● WORK TO DO
Give the data again, word for word.

● EXCERPTED DATA

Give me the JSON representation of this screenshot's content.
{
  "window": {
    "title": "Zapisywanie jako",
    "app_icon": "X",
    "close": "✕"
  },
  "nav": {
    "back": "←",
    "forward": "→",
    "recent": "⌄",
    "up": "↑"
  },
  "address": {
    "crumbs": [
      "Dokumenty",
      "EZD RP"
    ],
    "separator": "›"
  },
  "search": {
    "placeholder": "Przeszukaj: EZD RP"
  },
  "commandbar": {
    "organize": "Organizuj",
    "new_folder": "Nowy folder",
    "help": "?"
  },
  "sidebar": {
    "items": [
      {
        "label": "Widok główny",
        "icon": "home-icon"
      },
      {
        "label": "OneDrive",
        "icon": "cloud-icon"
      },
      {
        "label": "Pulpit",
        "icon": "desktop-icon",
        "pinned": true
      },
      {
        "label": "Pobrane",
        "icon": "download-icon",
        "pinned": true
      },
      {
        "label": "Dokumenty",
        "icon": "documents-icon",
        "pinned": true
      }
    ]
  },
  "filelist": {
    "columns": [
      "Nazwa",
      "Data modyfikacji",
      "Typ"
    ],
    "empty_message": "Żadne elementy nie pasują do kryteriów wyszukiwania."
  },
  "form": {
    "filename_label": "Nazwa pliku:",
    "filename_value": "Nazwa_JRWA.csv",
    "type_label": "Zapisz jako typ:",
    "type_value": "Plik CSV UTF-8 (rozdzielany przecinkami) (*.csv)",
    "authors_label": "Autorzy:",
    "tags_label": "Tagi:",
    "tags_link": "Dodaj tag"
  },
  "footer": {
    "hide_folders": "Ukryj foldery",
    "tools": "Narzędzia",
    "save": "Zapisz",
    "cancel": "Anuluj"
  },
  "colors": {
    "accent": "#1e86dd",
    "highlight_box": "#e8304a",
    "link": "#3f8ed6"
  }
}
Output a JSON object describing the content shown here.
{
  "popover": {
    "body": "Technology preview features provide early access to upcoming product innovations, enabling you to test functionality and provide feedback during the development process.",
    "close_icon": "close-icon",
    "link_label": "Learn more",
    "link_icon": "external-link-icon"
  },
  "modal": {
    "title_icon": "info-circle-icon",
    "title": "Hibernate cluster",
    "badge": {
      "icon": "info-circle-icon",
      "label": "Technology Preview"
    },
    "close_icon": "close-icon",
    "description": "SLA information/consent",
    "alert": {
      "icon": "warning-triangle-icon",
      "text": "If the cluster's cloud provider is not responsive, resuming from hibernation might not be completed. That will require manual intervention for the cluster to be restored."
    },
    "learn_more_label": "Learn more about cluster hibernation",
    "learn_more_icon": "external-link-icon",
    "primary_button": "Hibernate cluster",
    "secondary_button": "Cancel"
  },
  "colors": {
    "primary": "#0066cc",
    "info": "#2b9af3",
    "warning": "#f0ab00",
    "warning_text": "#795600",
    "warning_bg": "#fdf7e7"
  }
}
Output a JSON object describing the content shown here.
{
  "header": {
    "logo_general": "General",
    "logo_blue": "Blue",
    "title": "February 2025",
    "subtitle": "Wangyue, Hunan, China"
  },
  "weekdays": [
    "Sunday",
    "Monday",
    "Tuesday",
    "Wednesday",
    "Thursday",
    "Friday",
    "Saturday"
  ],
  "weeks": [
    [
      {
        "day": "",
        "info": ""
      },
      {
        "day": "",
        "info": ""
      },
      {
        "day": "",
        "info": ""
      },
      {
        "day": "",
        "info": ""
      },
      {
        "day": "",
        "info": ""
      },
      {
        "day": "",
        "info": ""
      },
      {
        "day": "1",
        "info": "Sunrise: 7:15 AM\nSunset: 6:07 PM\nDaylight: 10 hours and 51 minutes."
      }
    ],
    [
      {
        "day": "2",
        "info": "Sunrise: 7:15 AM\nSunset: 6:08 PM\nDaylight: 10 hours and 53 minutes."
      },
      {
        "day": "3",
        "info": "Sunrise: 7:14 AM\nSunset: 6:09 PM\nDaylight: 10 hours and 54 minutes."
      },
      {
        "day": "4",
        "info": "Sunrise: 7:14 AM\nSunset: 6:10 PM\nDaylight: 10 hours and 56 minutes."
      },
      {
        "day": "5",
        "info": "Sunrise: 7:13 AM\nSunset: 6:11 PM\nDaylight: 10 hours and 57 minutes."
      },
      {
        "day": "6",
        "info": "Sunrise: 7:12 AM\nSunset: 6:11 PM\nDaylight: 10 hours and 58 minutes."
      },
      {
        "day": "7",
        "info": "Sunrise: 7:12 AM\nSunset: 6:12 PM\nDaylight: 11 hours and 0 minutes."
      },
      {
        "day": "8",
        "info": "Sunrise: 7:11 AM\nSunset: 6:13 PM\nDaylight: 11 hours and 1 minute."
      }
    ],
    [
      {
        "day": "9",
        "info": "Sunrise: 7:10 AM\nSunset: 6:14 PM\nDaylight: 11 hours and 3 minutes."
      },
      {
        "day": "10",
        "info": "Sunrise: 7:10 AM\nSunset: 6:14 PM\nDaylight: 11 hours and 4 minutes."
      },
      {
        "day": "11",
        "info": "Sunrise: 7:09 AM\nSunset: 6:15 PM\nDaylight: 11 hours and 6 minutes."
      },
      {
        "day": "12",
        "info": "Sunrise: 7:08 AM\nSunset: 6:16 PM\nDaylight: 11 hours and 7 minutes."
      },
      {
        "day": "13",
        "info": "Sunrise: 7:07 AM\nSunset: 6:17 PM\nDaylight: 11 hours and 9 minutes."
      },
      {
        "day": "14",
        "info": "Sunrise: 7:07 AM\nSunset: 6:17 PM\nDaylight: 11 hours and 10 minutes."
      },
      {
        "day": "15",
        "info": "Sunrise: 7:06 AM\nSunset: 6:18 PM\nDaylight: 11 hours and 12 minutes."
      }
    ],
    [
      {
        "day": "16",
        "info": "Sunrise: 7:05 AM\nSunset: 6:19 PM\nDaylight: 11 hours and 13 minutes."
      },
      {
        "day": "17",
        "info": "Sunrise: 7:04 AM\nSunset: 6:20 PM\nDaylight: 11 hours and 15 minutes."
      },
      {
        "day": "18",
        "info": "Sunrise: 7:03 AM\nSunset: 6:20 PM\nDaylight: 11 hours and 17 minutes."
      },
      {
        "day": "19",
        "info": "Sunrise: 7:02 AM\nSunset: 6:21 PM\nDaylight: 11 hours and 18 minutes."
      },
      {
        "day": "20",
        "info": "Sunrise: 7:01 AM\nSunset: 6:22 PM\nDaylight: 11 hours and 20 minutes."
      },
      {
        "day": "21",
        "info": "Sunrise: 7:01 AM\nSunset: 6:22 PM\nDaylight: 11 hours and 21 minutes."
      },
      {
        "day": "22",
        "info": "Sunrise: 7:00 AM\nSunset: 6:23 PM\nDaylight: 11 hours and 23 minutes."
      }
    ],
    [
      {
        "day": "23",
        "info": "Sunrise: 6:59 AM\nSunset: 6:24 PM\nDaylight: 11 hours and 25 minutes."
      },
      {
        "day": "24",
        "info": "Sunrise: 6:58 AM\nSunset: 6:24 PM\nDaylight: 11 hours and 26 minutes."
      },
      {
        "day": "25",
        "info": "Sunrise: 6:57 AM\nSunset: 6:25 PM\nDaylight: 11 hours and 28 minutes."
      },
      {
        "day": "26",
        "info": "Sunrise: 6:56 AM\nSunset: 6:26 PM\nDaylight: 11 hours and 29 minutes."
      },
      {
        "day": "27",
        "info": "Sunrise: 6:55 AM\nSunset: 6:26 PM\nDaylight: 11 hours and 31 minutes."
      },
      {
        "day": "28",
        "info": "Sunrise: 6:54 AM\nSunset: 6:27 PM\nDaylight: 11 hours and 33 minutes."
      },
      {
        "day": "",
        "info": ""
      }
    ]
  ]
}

● RESULT
Give me the JSON representation of this screenshot's content.
{
  "window": {
    "title": "Zapisywanie jako",
    "app_icon": "X",
    "close": "✕"
  },
  "nav": {
    "back": "←",
    "forward": "→",
    "recent": "⌄",
    "up": "↑"
  },
  "address": {
    "crumbs": [
      "Dokumenty",
      "EZD RP"
    ],
    "separator": "›"
  },
  "search": {
    "placeholder": "Przeszukaj: EZD RP"
  },
  "commandbar": {
    "organize": "Organizuj",
    "new_folder": "Nowy folder",
    "help": "?"
  },
  "sidebar": {
    "items": [
      {
        "label": "Widok główny",
        "icon": "home-icon"
      },
      {
        "label": "OneDrive",
        "icon": "cloud-icon"
      },
      {
        "label": "Pulpit",
        "icon": "desktop-icon",
        "pinned": true
      },
      {
        "label": "Pobrane",
        "icon": "download-icon",
        "pinned": true
      },
      {
        "label": "Dokumenty",
        "icon": "documents-icon",
        "pinned": true
      }
    ]
  },
  "filelist": {
    "columns": [
      "Nazwa",
      "Data modyfikacji",
      "Typ"
    ],
    "empty_message": "Żadne elementy nie pasują do kryteriów wyszukiwania."
  },
  "form": {
    "filename_label": "Nazwa pliku:",
    "filename_value": "Nazwa_JRWA.csv",
    "type_label": "Zapisz jako typ:",
    "type_value": "Plik CSV UTF-8 (rozdzielany przecinkami) (*.csv)",
    "authors_label": "Autorzy:",
    "tags_label": "Tagi:",
    "tags_link": "Dodaj tag"
  },
  "footer": {
    "hide_folders": "Ukryj foldery",
    "tools": "Narzędzia",
    "save": "Zapisz",
    "cancel": "Anuluj"
  },
  "colors": {
    "accent": "#1e86dd",
    "highlight_box": "#e8304a",
    "link": "#3f8ed6"
  }
}
Output a JSON object describing the content shown here.
{
  "popover": {
    "body": "Technology preview features provide early access to upcoming product innovations, enabling you to test functionality and provide feedback during the development process.",
    "close_icon": "close-icon",
    "link_label": "Learn more",
    "link_icon": "external-link-icon"
  },
  "modal": {
    "title_icon": "info-circle-icon",
    "title": "Hibernate cluster",
    "badge": {
      "icon": "info-circle-icon",
      "label": "Technology Preview"
    },
    "close_icon": "close-icon",
    "description": "SLA information/consent",
    "alert": {
      "icon": "warning-triangle-icon",
      "text": "If the cluster's cloud provider is not responsive, resuming from hibernation might not be completed. That will require manual intervention for the cluster to be restored."
    },
    "learn_more_label": "Learn more about cluster hibernation",
    "learn_more_icon": "external-link-icon",
    "primary_button": "Hibernate cluster",
    "secondary_button": "Cancel"
  },
  "colors": {
    "primary": "#0066cc",
    "info": "#2b9af3",
    "warning": "#f0ab00",
    "warning_text": "#795600",
    "warning_bg": "#fdf7e7"
  }
}
Output a JSON object describing the content shown here.
{
  "header": {
    "logo_general": "General",
    "logo_blue": "Blue",
    "title": "February 2025",
    "subtitle": "Wangyue, Hunan, China"
  },
  "weekdays": [
    "Sunday",
    "Monday",
    "Tuesday",
    "Wednesday",
    "Thursday",
    "Friday",
    "Saturday"
  ],
  "weeks": [
    [
      {
        "day": "",
        "info": ""
      },
      {
        "day": "",
        "info": ""
      },
      {
        "day": "",
        "info": ""
      },
      {
        "day": "",
        "info": ""
      },
      {
        "day": "",
        "info": ""
      },
      {
        "day": "",
        "info": ""
      },
      {
        "day": "1",
        "info": "Sunrise: 7:15 AM\nSunset: 6:07 PM\nDaylight: 10 hours and 51 minutes."
      }
    ],
    [
      {
        "day": "2",
        "info": "Sunrise: 7:15 AM\nSunset: 6:08 PM\nDaylight: 10 hours and 53 minutes."
      },
      {
        "day": "3",
        "info": "Sunrise: 7:14 AM\nSunset: 6:09 PM\nDaylight: 10 hours and 54 minutes."
      },
      {
        "day": "4",
        "info": "Sunrise: 7:14 AM\nSunset: 6:10 PM\nDaylight: 10 hours and 56 minutes."
      },
      {
        "day": "5",
        "info": "Sunrise: 7:13 AM\nSunset: 6:11 PM\nDaylight: 10 hours and 57 minutes."
      },
      {
        "day": "6",
        "info": "Sunrise: 7:12 AM\nSunset: 6:11 PM\nDaylight: 10 hours and 58 minutes."
      },
      {
        "day": "7",
        "info": "Sunrise: 7:12 AM\nSunset: 6:12 PM\nDaylight: 11 hours and 0 minutes."
      },
      {
        "day": "8",
        "info": "Sunrise: 7:11 AM\nSunset: 6:13 PM\nDaylight: 11 hours and 1 minute."
      }
    ],
    [
      {
        "day": "9",
        "info": "Sunrise: 7:10 AM\nSunset: 6:14 PM\nDaylight: 11 hours and 3 minutes."
      },
      {
        "day": "10",
        "info": "Sunrise: 7:10 AM\nSunset: 6:14 PM\nDaylight: 11 hours and 4 minutes."
      },
      {
        "day": "11",
        "info": "Sunrise: 7:09 AM\nSunset: 6:15 PM\nDaylight: 11 hours and 6 minutes."
      },
      {
        "day": "12",
        "info": "Sunrise: 7:08 AM\nSunset: 6:16 PM\nDaylight: 11 hours and 7 minutes."
      },
      {
        "day": "13",
        "info": "Sunrise: 7:07 AM\nSunset: 6:17 PM\nDaylight: 11 hours and 9 minutes."
      },
      {
        "day": "14",
        "info": "Sunrise: 7:07 AM\nSunset: 6:17 PM\nDaylight: 11 hours and 10 minutes."
      },
      {
        "day": "15",
        "info": "Sunrise: 7:06 AM\nSunset: 6:18 PM\nDaylight: 11 hours and 12 minutes."
      }
    ],
    [
      {
        "day": "16",
        "info": "Sunrise: 7:05 AM\nSunset: 6:19 PM\nDaylight: 11 hours and 13 minutes."
      },
      {
        "day": "17",
        "info": "Sunrise: 7:04 AM\nSunset: 6:20 PM\nDaylight: 11 hours and 15 minutes."
      },
      {
        "day": "18",
        "info": "Sunrise: 7:03 AM\nSunset: 6:20 PM\nDaylight: 11 hours and 17 minutes."
      },
      {
        "day": "19",
        "info": "Sunrise: 7:02 AM\nSunset: 6:21 PM\nDaylight: 11 hours and 18 minutes."
      },
      {
        "day": "20",
        "info": "Sunrise: 7:01 AM\nSunset: 6:22 PM\nDaylight: 11 hours and 20 minutes."
      },
      {
        "day": "21",
        "info": "Sunrise: 7:01 AM\nSunset: 6:22 PM\nDaylight: 11 hours and 21 minutes."
      },
      {
        "day": "22",
        "info": "Sunrise: 7:00 AM\nSunset: 6:23 PM\nDaylight: 11 hours and 23 minutes."
      }
    ],
    [
      {
        "day": "23",
        "info": "Sunrise: 6:59 AM\nSunset: 6:24 PM\nDaylight: 11 hours and 25 minutes."
      },
      {
        "day": "24",
        "info": "Sunrise: 6:58 AM\nSunset: 6:24 PM\nDaylight: 11 hours and 26 minutes."
      },
      {
        "day": "25",
        "info": "Sunrise: 6:57 AM\nSunset: 6:25 PM\nDaylight: 11 hours and 28 minutes."
      },
      {
        "day": "26",
        "info": "Sunrise: 6:56 AM\nSunset: 6:26 PM\nDaylight: 11 hours and 29 minutes."
      },
      {
        "day": "27",
        "info": "Sunrise: 6:55 AM\nSunset: 6:26 PM\nDaylight: 11 hours and 31 minutes."
      },
      {
        "day": "28",
        "info": "Sunrise: 6:54 AM\nSunset: 6:27 PM\nDaylight: 11 hours and 33 minutes."
      },
      {
        "day": "",
        "info": ""
      }
    ]
  ]
}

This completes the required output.